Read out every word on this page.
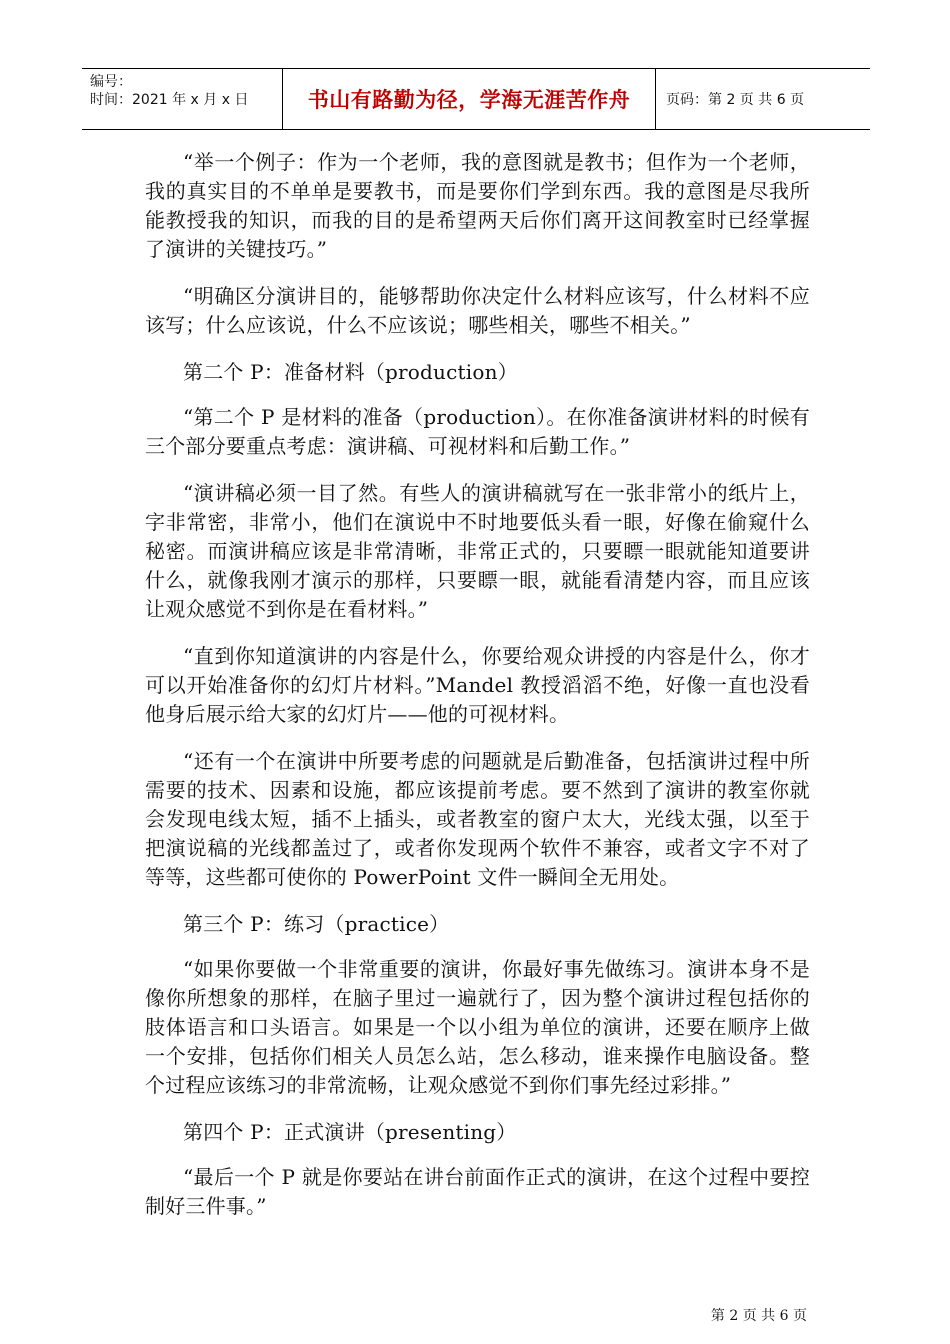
编号：
时间：2021 年 x 月 x 日	书山有路勤为径，学海无涯苦作舟	页码：第 2 页 共 6 页

“举一个例子：作为一个老师，我的意图就是教书；但作为一个老师，我的真实目的不单单是要教书，而是要你们学到东西。我的意图是尽我所能教授我的知识，而我的目的是希望两天后你们离开这间教室时已经掌握了演讲的关键技巧。”

“明确区分演讲目的，能够帮助你决定什么材料应该写，什么材料不应该写；什么应该说，什么不应该说；哪些相关，哪些不相关。”

第二个 P：准备材料（production）

“第二个 P 是材料的准备（production）。在你准备演讲材料的时候有三个部分要重点考虑：演讲稿、可视材料和后勤工作。”

“演讲稿必须一目了然。有些人的演讲稿就写在一张非常小的纸片上，字非常密，非常小，他们在演说中不时地要低头看一眼，好像在偷窥什么秘密。而演讲稿应该是非常清晰，非常正式的，只要瞟一眼就能知道要讲什么，就像我刚才演示的那样，只要瞟一眼，就能看清楚内容，而且应该让观众感觉不到你是在看材料。”

“直到你知道演讲的内容是什么，你要给观众讲授的内容是什么，你才可以开始准备你的幻灯片材料。”Mandel 教授滔滔不绝，好像一直也没看他身后展示给大家的幻灯片——他的可视材料。

“还有一个在演讲中所要考虑的问题就是后勤准备，包括演讲过程中所需要的技术、因素和设施，都应该提前考虑。要不然到了演讲的教室你就会发现电线太短，插不上插头，或者教室的窗户太大，光线太强，以至于把演说稿的光线都盖过了，或者你发现两个软件不兼容，或者文字不对了等等，这些都可使你的 PowerPoint 文件一瞬间全无用处。

第三个 P：练习（practice）

“如果你要做一个非常重要的演讲，你最好事先做练习。演讲本身不是像你所想象的那样，在脑子里过一遍就行了，因为整个演讲过程包括你的肢体语言和口头语言。如果是一个以小组为单位的演讲，还要在顺序上做一个安排，包括你们相关人员怎么站，怎么移动，谁来操作电脑设备。整个过程应该练习的非常流畅，让观众感觉不到你们事先经过彩排。”

第四个 P：正式演讲（presenting）

“最后一个 P 就是你要站在讲台前面作正式的演讲，在这个过程中要控制好三件事。”

第 2 页 共 6 页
^^^^^^^^^^^^^^^^
Retype every record above exactly as written, but leave out the pictures.

Read out every word on this page.
编号：
时间：2021 年 x 月 x 日	书山有路勤为径，学海无涯苦作舟	页码：第 2 页 共 6 页

“举一个例子：作为一个老师，我的意图就是教书；但作为一个老师，我的真实目的不单单是要教书，而是要你们学到东西。我的意图是尽我所能教授我的知识，而我的目的是希望两天后你们离开这间教室时已经掌握了演讲的关键技巧。”

“明确区分演讲目的，能够帮助你决定什么材料应该写，什么材料不应该写；什么应该说，什么不应该说；哪些相关，哪些不相关。”

第二个 P：准备材料（production）

“第二个 P 是材料的准备（production）。在你准备演讲材料的时候有三个部分要重点考虑：演讲稿、可视材料和后勤工作。”

“演讲稿必须一目了然。有些人的演讲稿就写在一张非常小的纸片上，字非常密，非常小，他们在演说中不时地要低头看一眼，好像在偷窥什么秘密。而演讲稿应该是非常清晰，非常正式的，只要瞟一眼就能知道要讲什么，就像我刚才演示的那样，只要瞟一眼，就能看清楚内容，而且应该让观众感觉不到你是在看材料。”

“直到你知道演讲的内容是什么，你要给观众讲授的内容是什么，你才可以开始准备你的幻灯片材料。”Mandel 教授滔滔不绝，好像一直也没看他身后展示给大家的幻灯片——他的可视材料。

“还有一个在演讲中所要考虑的问题就是后勤准备，包括演讲过程中所需要的技术、因素和设施，都应该提前考虑。要不然到了演讲的教室你就会发现电线太短，插不上插头，或者教室的窗户太大，光线太强，以至于把演说稿的光线都盖过了，或者你发现两个软件不兼容，或者文字不对了等等，这些都可使你的 PowerPoint 文件一瞬间全无用处。

第三个 P：练习（practice）

“如果你要做一个非常重要的演讲，你最好事先做练习。演讲本身不是像你所想象的那样，在脑子里过一遍就行了，因为整个演讲过程包括你的肢体语言和口头语言。如果是一个以小组为单位的演讲，还要在顺序上做一个安排，包括你们相关人员怎么站，怎么移动，谁来操作电脑设备。整个过程应该练习的非常流畅，让观众感觉不到你们事先经过彩排。”

第四个 P：正式演讲（presenting）

“最后一个 P 就是你要站在讲台前面作正式的演讲，在这个过程中要控制好三件事。”

第 2 页 共 6 页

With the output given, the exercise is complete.